## Required work
Each line of the material must be returned exactly.
──────────────────────────────
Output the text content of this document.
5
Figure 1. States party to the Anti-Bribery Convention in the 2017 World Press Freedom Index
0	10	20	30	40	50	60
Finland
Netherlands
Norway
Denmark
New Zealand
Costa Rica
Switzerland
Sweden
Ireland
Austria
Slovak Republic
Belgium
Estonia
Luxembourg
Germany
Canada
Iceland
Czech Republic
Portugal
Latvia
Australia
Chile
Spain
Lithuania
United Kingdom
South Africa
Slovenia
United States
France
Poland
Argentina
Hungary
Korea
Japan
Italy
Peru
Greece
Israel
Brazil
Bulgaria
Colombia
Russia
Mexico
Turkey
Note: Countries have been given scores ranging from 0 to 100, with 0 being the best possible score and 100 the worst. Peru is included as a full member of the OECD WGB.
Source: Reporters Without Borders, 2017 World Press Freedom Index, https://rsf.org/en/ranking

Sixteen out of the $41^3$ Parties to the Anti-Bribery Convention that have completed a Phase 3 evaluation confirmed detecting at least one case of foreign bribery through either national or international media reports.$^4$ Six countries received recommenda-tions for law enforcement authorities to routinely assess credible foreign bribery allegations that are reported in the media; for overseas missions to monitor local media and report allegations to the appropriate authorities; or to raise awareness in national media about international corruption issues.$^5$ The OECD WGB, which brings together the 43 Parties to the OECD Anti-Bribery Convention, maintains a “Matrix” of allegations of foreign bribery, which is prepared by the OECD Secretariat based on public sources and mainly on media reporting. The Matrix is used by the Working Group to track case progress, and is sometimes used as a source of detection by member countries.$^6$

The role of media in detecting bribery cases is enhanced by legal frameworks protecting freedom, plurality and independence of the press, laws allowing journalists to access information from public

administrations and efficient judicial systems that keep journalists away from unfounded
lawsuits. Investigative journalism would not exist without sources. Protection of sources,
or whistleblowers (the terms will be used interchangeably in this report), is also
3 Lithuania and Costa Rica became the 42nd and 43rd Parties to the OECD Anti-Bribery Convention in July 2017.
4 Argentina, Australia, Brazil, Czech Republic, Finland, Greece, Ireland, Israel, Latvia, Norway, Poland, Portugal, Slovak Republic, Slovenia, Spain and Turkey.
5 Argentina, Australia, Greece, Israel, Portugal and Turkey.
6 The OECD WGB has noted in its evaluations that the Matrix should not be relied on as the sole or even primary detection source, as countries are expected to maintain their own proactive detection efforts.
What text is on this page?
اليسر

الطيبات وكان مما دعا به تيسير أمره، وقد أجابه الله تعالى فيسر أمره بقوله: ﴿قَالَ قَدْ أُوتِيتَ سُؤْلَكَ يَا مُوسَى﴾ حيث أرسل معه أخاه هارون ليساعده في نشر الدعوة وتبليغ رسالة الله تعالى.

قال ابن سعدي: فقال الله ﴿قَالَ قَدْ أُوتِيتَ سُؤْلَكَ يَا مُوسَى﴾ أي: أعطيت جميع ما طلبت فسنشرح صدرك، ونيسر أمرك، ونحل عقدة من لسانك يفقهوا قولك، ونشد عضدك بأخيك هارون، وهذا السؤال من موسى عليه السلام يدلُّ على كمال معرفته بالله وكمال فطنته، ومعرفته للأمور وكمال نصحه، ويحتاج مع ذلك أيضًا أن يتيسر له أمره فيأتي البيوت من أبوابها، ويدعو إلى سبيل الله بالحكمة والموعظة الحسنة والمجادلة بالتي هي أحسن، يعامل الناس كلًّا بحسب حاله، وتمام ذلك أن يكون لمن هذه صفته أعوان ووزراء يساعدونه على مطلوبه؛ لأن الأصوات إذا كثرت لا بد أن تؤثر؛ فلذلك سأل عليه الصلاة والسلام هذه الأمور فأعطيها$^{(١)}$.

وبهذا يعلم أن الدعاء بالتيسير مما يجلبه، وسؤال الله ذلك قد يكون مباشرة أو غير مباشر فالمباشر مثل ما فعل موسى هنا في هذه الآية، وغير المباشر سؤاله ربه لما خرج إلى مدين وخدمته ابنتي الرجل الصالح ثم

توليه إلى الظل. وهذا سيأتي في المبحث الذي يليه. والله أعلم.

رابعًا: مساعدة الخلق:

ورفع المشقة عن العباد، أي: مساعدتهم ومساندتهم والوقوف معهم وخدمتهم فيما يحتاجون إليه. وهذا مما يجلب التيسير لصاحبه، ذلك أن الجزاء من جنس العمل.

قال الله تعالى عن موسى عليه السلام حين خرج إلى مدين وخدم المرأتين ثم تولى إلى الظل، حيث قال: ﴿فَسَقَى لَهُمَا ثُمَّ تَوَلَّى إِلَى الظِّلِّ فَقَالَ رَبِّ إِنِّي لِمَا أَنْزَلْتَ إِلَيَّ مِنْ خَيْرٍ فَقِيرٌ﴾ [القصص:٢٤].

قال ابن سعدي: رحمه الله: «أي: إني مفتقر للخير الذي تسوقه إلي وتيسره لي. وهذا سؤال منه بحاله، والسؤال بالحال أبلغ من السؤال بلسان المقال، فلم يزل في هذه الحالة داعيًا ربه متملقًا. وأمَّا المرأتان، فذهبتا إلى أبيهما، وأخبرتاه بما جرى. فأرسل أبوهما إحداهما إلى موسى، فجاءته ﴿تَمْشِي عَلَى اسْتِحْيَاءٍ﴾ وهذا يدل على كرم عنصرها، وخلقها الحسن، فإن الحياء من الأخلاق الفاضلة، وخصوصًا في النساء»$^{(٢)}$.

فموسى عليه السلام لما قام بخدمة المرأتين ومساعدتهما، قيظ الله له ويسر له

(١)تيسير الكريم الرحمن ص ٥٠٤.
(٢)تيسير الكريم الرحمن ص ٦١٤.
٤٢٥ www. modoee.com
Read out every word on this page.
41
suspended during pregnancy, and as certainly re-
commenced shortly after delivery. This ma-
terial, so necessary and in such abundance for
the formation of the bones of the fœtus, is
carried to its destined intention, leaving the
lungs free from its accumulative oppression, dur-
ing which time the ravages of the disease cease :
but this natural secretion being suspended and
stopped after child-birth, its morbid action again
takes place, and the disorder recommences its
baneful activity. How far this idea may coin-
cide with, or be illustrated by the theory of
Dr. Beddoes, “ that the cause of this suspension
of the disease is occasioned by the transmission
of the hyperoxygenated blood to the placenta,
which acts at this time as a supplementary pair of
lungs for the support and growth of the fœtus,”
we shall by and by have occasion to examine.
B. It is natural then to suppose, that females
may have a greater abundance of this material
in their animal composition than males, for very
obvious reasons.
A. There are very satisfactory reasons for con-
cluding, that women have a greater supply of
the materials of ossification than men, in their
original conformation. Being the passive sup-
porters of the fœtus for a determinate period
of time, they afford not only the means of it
──────────────────────────────
## Response below
Output the text content of this document.
5
Figure 1. States party to the Anti-Bribery Convention in the 2017 World Press Freedom Index
0	10	20	30	40	50	60
Finland
Netherlands
Norway
Denmark
New Zealand
Costa Rica
Switzerland
Sweden
Ireland
Austria
Slovak Republic
Belgium
Estonia
Luxembourg
Germany
Canada
Iceland
Czech Republic
Portugal
Latvia
Australia
Chile
Spain
Lithuania
United Kingdom
South Africa
Slovenia
United States
France
Poland
Argentina
Hungary
Korea
Japan
Italy
Peru
Greece
Israel
Brazil
Bulgaria
Colombia
Russia
Mexico
Turkey
Note: Countries have been given scores ranging from 0 to 100, with 0 being the best possible score and 100 the worst. Peru is included as a full member of the OECD WGB.
Source: Reporters Without Borders, 2017 World Press Freedom Index, https://rsf.org/en/ranking

Sixteen out of the $41^3$ Parties to the Anti-Bribery Convention that have completed a Phase 3 evaluation confirmed detecting at least one case of foreign bribery through either national or international media reports.$^4$ Six countries received recommenda-tions for law enforcement authorities to routinely assess credible foreign bribery allegations that are reported in the media; for overseas missions to monitor local media and report allegations to the appropriate authorities; or to raise awareness in national media about international corruption issues.$^5$ The OECD WGB, which brings together the 43 Parties to the OECD Anti-Bribery Convention, maintains a “Matrix” of allegations of foreign bribery, which is prepared by the OECD Secretariat based on public sources and mainly on media reporting. The Matrix is used by the Working Group to track case progress, and is sometimes used as a source of detection by member countries.$^6$

The role of media in detecting bribery cases is enhanced by legal frameworks protecting freedom, plurality and independence of the press, laws allowing journalists to access information from public

administrations and efficient judicial systems that keep journalists away from unfounded
lawsuits. Investigative journalism would not exist without sources. Protection of sources,
or whistleblowers (the terms will be used interchangeably in this report), is also
3 Lithuania and Costa Rica became the 42nd and 43rd Parties to the OECD Anti-Bribery Convention in July 2017.
4 Argentina, Australia, Brazil, Czech Republic, Finland, Greece, Ireland, Israel, Latvia, Norway, Poland, Portugal, Slovak Republic, Slovenia, Spain and Turkey.
5 Argentina, Australia, Greece, Israel, Portugal and Turkey.
6 The OECD WGB has noted in its evaluations that the Matrix should not be relied on as the sole or even primary detection source, as countries are expected to maintain their own proactive detection efforts.
What text is on this page?
اليسر

الطيبات وكان مما دعا به تيسير أمره، وقد أجابه الله تعالى فيسر أمره بقوله: ﴿قَالَ قَدْ أُوتِيتَ سُؤْلَكَ يَا مُوسَى﴾ حيث أرسل معه أخاه هارون ليساعده في نشر الدعوة وتبليغ رسالة الله تعالى.

قال ابن سعدي: فقال الله ﴿قَالَ قَدْ أُوتِيتَ سُؤْلَكَ يَا مُوسَى﴾ أي: أعطيت جميع ما طلبت فسنشرح صدرك، ونيسر أمرك، ونحل عقدة من لسانك يفقهوا قولك، ونشد عضدك بأخيك هارون، وهذا السؤال من موسى عليه السلام يدلُّ على كمال معرفته بالله وكمال فطنته، ومعرفته للأمور وكمال نصحه، ويحتاج مع ذلك أيضًا أن يتيسر له أمره فيأتي البيوت من أبوابها، ويدعو إلى سبيل الله بالحكمة والموعظة الحسنة والمجادلة بالتي هي أحسن، يعامل الناس كلًّا بحسب حاله، وتمام ذلك أن يكون لمن هذه صفته أعوان ووزراء يساعدونه على مطلوبه؛ لأن الأصوات إذا كثرت لا بد أن تؤثر؛ فلذلك سأل عليه الصلاة والسلام هذه الأمور فأعطيها$^{(١)}$.

وبهذا يعلم أن الدعاء بالتيسير مما يجلبه، وسؤال الله ذلك قد يكون مباشرة أو غير مباشر فالمباشر مثل ما فعل موسى هنا في هذه الآية، وغير المباشر سؤاله ربه لما خرج إلى مدين وخدمته ابنتي الرجل الصالح ثم

توليه إلى الظل. وهذا سيأتي في المبحث الذي يليه. والله أعلم.

رابعًا: مساعدة الخلق:

ورفع المشقة عن العباد، أي: مساعدتهم ومساندتهم والوقوف معهم وخدمتهم فيما يحتاجون إليه. وهذا مما يجلب التيسير لصاحبه، ذلك أن الجزاء من جنس العمل.

قال الله تعالى عن موسى عليه السلام حين خرج إلى مدين وخدم المرأتين ثم تولى إلى الظل، حيث قال: ﴿فَسَقَى لَهُمَا ثُمَّ تَوَلَّى إِلَى الظِّلِّ فَقَالَ رَبِّ إِنِّي لِمَا أَنْزَلْتَ إِلَيَّ مِنْ خَيْرٍ فَقِيرٌ﴾ [القصص:٢٤].

قال ابن سعدي: رحمه الله: «أي: إني مفتقر للخير الذي تسوقه إلي وتيسره لي. وهذا سؤال منه بحاله، والسؤال بالحال أبلغ من السؤال بلسان المقال، فلم يزل في هذه الحالة داعيًا ربه متملقًا. وأمَّا المرأتان، فذهبتا إلى أبيهما، وأخبرتاه بما جرى. فأرسل أبوهما إحداهما إلى موسى، فجاءته ﴿تَمْشِي عَلَى اسْتِحْيَاءٍ﴾ وهذا يدل على كرم عنصرها، وخلقها الحسن، فإن الحياء من الأخلاق الفاضلة، وخصوصًا في النساء»$^{(٢)}$.

فموسى عليه السلام لما قام بخدمة المرأتين ومساعدتهما، قيظ الله له ويسر له

(١)تيسير الكريم الرحمن ص ٥٠٤.
(٢)تيسير الكريم الرحمن ص ٦١٤.
٤٢٥ www. modoee.com
Read out every word on this page.
41
suspended during pregnancy, and as certainly re-
commenced shortly after delivery. This ma-
terial, so necessary and in such abundance for
the formation of the bones of the fœtus, is
carried to its destined intention, leaving the
lungs free from its accumulative oppression, dur-
ing which time the ravages of the disease cease :
but this natural secretion being suspended and
stopped after child-birth, its morbid action again
takes place, and the disorder recommences its
baneful activity. How far this idea may coin-
cide with, or be illustrated by the theory of
Dr. Beddoes, “ that the cause of this suspension
of the disease is occasioned by the transmission
of the hyperoxygenated blood to the placenta,
which acts at this time as a supplementary pair of
lungs for the support and growth of the fœtus,”
we shall by and by have occasion to examine.
B. It is natural then to suppose, that females
may have a greater abundance of this material
in their animal composition than males, for very
obvious reasons.
A. There are very satisfactory reasons for con-
cluding, that women have a greater supply of
the materials of ossification than men, in their
original conformation. Being the passive sup-
porters of the fœtus for a determinate period
of time, they afford not only the means of it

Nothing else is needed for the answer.